[Extracted records]
────────────────

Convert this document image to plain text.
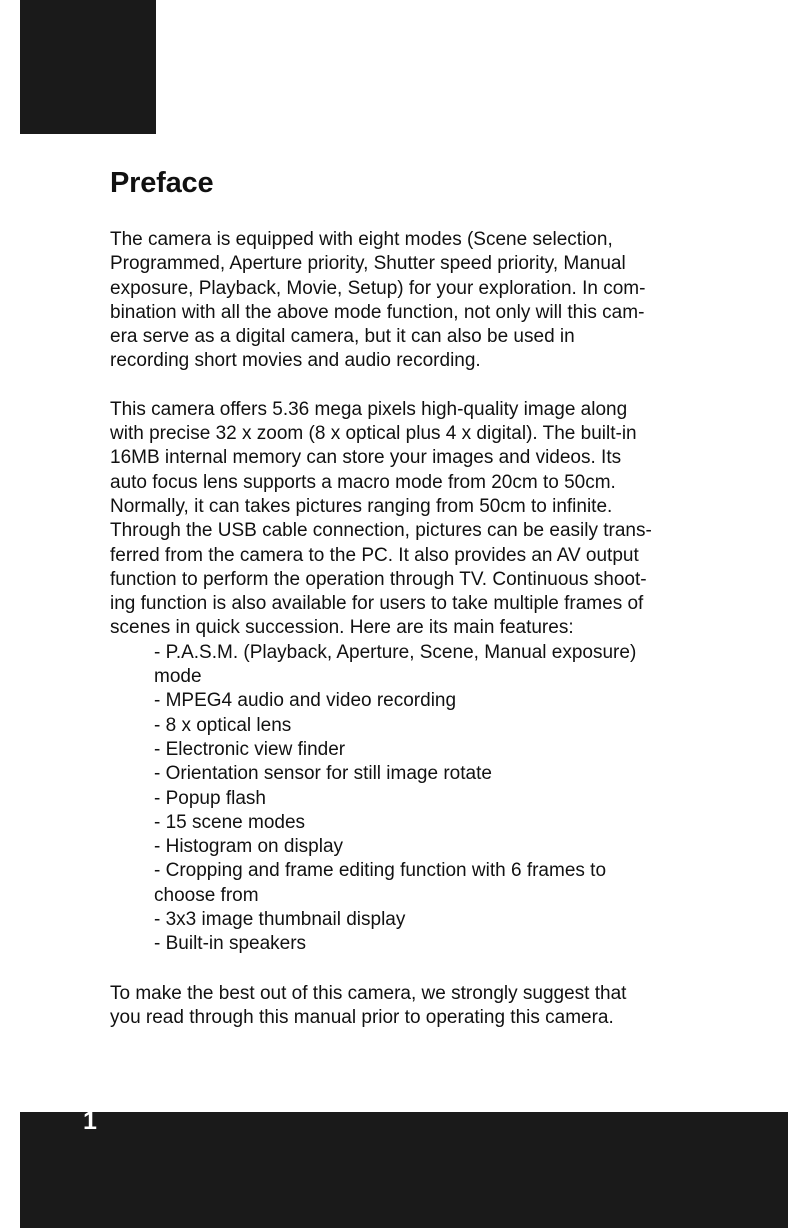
Preface

The camera is equipped with eight modes (Scene selection,
Programmed, Aperture priority, Shutter speed priority, Manual
exposure, Playback, Movie, Setup) for your exploration. In com-
bination with all the above mode function, not only will this cam-
era serve as a digital camera, but it can also be used in
recording short movies and audio recording.

This camera offers 5.36 mega pixels high-quality image along
with precise 32 x zoom (8 x optical plus 4 x digital). The built-in
16MB internal memory can store your images and videos. Its
auto focus lens supports a macro mode from 20cm to 50cm.
Normally, it can takes pictures ranging from 50cm to infinite.
Through the USB cable connection, pictures can be easily trans-
ferred from the camera to the PC. It also provides an AV output
function to perform the operation through TV. Continuous shoot-
ing function is also available for users to take multiple frames of
scenes in quick succession. Here are its main features:

- P.A.S.M. (Playback, Aperture, Scene, Manual exposure)
mode
- MPEG4 audio and video recording
- 8 x optical lens
- Electronic view finder
- Orientation sensor for still image rotate
- Popup flash
- 15 scene modes
- Histogram on display
- Cropping and frame editing function with 6 frames to
choose from
- 3x3 image thumbnail display
- Built-in speakers

To make the best out of this camera, we strongly suggest that
you read through this manual prior to operating this camera.

1
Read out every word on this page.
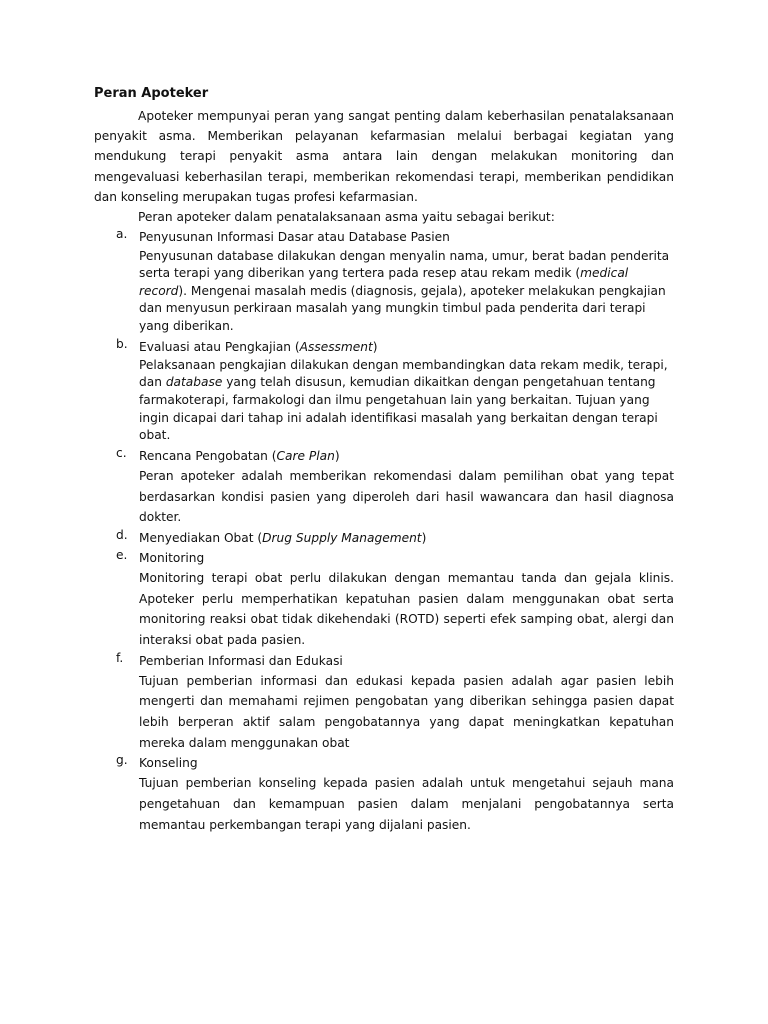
Peran Apoteker

Apoteker mempunyai peran yang sangat penting dalam keberhasilan penatalaksanaan penyakit asma. Memberikan pelayanan kefarmasian melalui berbagai kegiatan yang mendukung terapi penyakit asma antara lain dengan melakukan monitoring dan mengevaluasi keberhasilan terapi, memberikan rekomendasi terapi, memberikan pendidikan dan konseling merupakan tugas profesi kefarmasian.

Peran apoteker dalam penatalaksanaan asma yaitu sebagai berikut:

a. Penyusunan Informasi Dasar atau Database Pasien

Penyusunan database dilakukan dengan menyalin nama, umur, berat badan penderita serta terapi yang diberikan yang tertera pada resep atau rekam medik (medical record). Mengenai masalah medis (diagnosis, gejala), apoteker melakukan pengkajian dan menyusun perkiraan masalah yang mungkin timbul pada penderita dari terapi yang diberikan.

b. Evaluasi atau Pengkajian (Assessment)

Pelaksanaan pengkajian dilakukan dengan membandingkan data rekam medik, terapi, dan database yang telah disusun, kemudian dikaitkan dengan pengetahuan tentang farmakoterapi, farmakologi dan ilmu pengetahuan lain yang berkaitan. Tujuan yang ingin dicapai dari tahap ini adalah identifikasi masalah yang berkaitan dengan terapi obat.

c. Rencana Pengobatan (Care Plan)

Peran apoteker adalah memberikan rekomendasi dalam pemilihan obat yang tepat berdasarkan kondisi pasien yang diperoleh dari hasil wawancara dan hasil diagnosa dokter.

d. Menyediakan Obat (Drug Supply Management)

e. Monitoring

Monitoring terapi obat perlu dilakukan dengan memantau tanda dan gejala klinis. Apoteker perlu memperhatikan kepatuhan pasien dalam menggunakan obat serta monitoring reaksi obat tidak dikehendaki (ROTD) seperti efek samping obat, alergi dan interaksi obat pada pasien.

f. Pemberian Informasi dan Edukasi

Tujuan pemberian informasi dan edukasi kepada pasien adalah agar pasien lebih mengerti dan memahami rejimen pengobatan yang diberikan sehingga pasien dapat lebih berperan aktif salam pengobatannya yang dapat meningkatkan kepatuhan mereka dalam menggunakan obat

g. Konseling

Tujuan pemberian konseling kepada pasien adalah untuk mengetahui sejauh mana pengetahuan dan kemampuan pasien dalam menjalani pengobatannya serta memantau perkembangan terapi yang dijalani pasien.
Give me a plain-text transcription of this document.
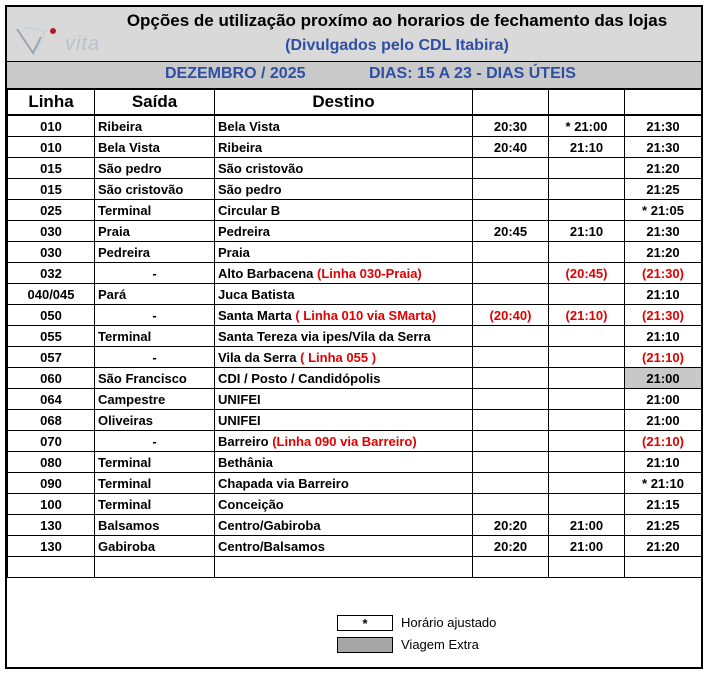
vita
Opções de utilização proxímo ao horarios de fechamento das lojas
(Divulgados pelo CDL Itabira)
DEZEMBRO / 2025	DIAS: 15 A 23 - DIAS ÚTEIS
Linha	Saída	Destino			
010	Ribeira	Bela Vista	20:30	* 21:00	21:30
010	Bela Vista	Ribeira	20:40	21:10	21:30
015	São pedro	São cristovão			21:20
015	São cristovão	São pedro			21:25
025	Terminal	Circular B			* 21:05
030	Praia	Pedreira	20:45	21:10	21:30
030	Pedreira	Praia			21:20
032	-	Alto Barbacena (Linha 030-Praia)		(20:45)	(21:30)
040/045	Pará	Juca Batista			21:10
050	-	Santa Marta ( Linha 010 via SMarta)	(20:40)	(21:10)	(21:30)
055	Terminal	Santa Tereza via ipes/Vila da Serra			21:10
057	-	Vila da Serra ( Linha 055 )			(21:10)
060	São Francisco	CDI / Posto / Candidópolis			21:00
064	Campestre	UNIFEI			21:00
068	Oliveiras	UNIFEI			21:00
070	-	Barreiro (Linha 090 via Barreiro)			(21:10)
080	Terminal	Bethânia			21:10
090	Terminal	Chapada via Barreiro			* 21:10
100	Terminal	Conceição			21:15
130	Balsamos	Centro/Gabiroba	20:20	21:00	21:25
130	Gabiroba	Centro/Balsamos	20:20	21:00	21:20

*	Horário ajustado
Viagem Extra
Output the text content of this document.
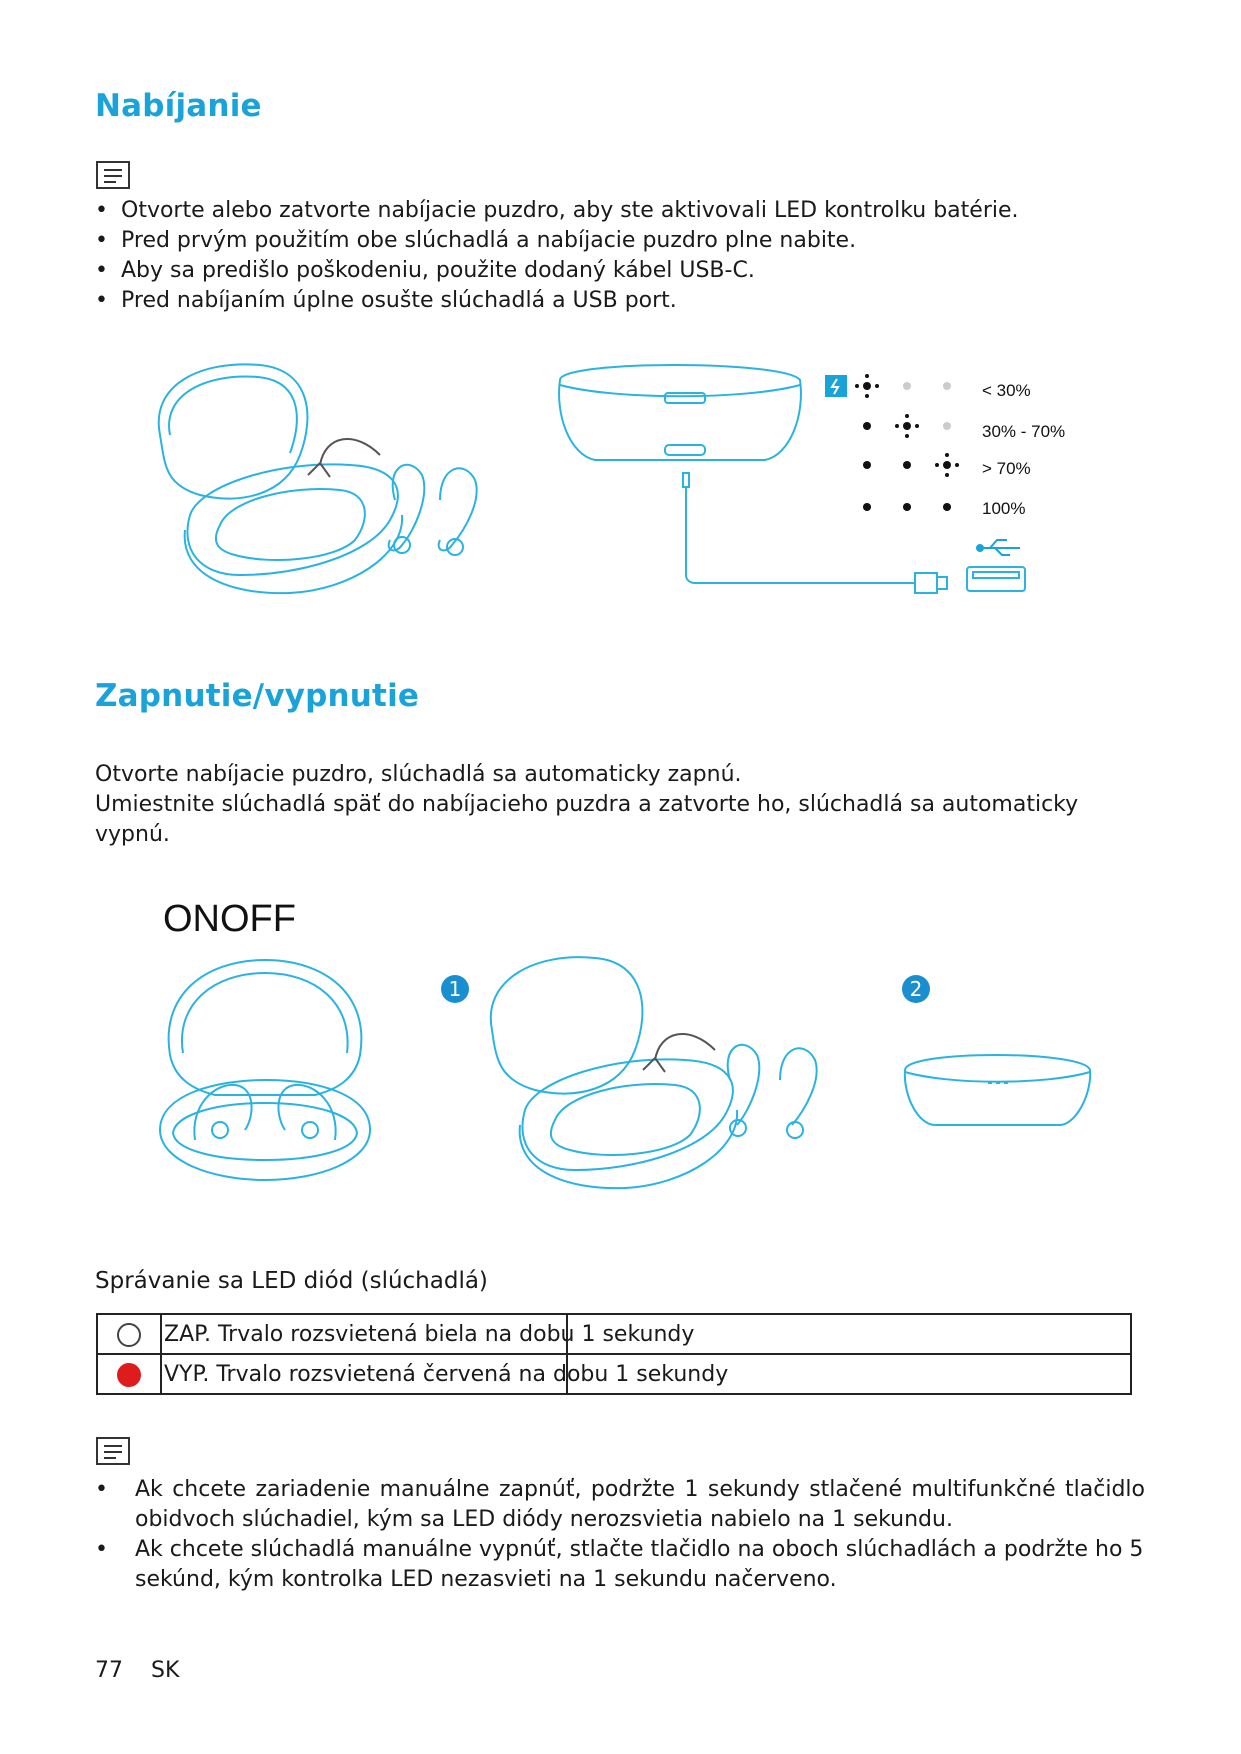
Nabíjanie
• Otvorte alebo zatvorte nabíjacie puzdro, aby ste aktivovali LED kontrolku batérie.
• Pred prvým použitím obe slúchadlá a nabíjacie puzdro plne nabite.
• Aby sa predišlo poškodeniu, použite dodaný kábel USB-C.
• Pred nabíjaním úplne osušte slúchadlá a USB port.
< 30%
30% - 70%
> 70%
100%
Zapnutie/vypnutie
Otvorte nabíjacie puzdro, slúchadlá sa automaticky zapnú.
Umiestnite slúchadlá späť do nabíjacieho puzdra a zatvorte ho, slúchadlá sa automaticky vypnú.
ONOFF
1	2
Správanie sa LED diód (slúchadlá)
	ZAP. Trvalo rozsvietená biela na dobu 1 sekundy

	VYP. Trvalo rozsvietená červená na dobu 1 sekundy
• Ak chcete zariadenie manuálne zapnúť, podržte 1 sekundy stlačené multifunkčné tlačidlo obidvoch slúchadiel, kým sa LED diódy nerozsvietia nabielo na 1 sekundu.
• Ak chcete slúchadlá manuálne vypnúť, stlačte tlačidlo na oboch slúchadlách a podržte ho 5 sekúnd, kým kontrolka LED nezasvieti na 1 sekundu načerveno.
77 SK
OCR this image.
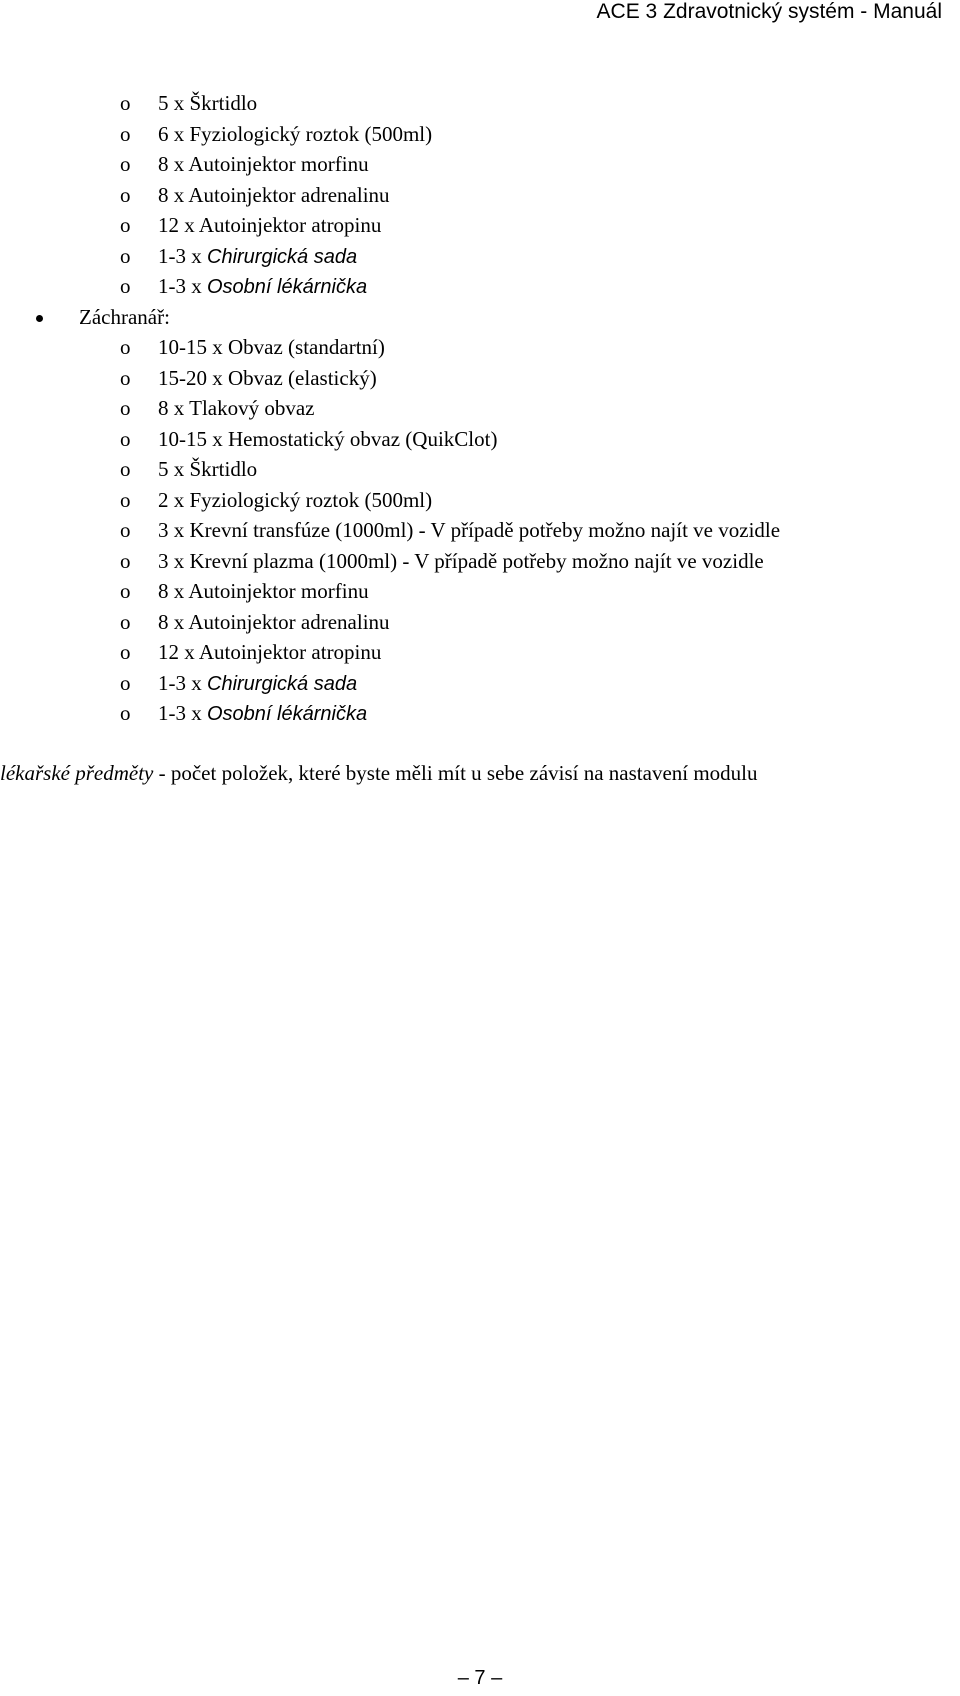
ACE 3 Zdravotnický systém - Manuál
o 5 x Škrtidlo
o 6 x Fyziologický roztok (500ml)
o 8 x Autoinjektor morfinu
o 8 x Autoinjektor adrenalinu
o 12 x Autoinjektor atropinu
o 1-3 x Chirurgická sada
o 1-3 x Osobní lékárnička
Záchranář:
o 10-15 x Obvaz (standartní)
o 15-20 x Obvaz (elastický)
o 8 x Tlakový obvaz
o 10-15 x Hemostatický obvaz (QuikClot)
o 5 x Škrtidlo
o 2 x Fyziologický roztok (500ml)
o 3 x Krevní transfúze (1000ml) - V případě potřeby možno najít ve vozidle
o 3 x Krevní plazma (1000ml) - V případě potřeby možno najít ve vozidle
o 8 x Autoinjektor morfinu
o 8 x Autoinjektor adrenalinu
o 12 x Autoinjektor atropinu
o 1-3 x Chirurgická sada
o 1-3 x Osobní lékárnička
lékařské předměty - počet položek, které byste měli mít u sebe závisí na nastavení modulu
‒ 7 ‒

────────────────

From the entries, report each line that includes the word "plain".

Convert this document image to plain text.
Give me a plain-text transcription of this document.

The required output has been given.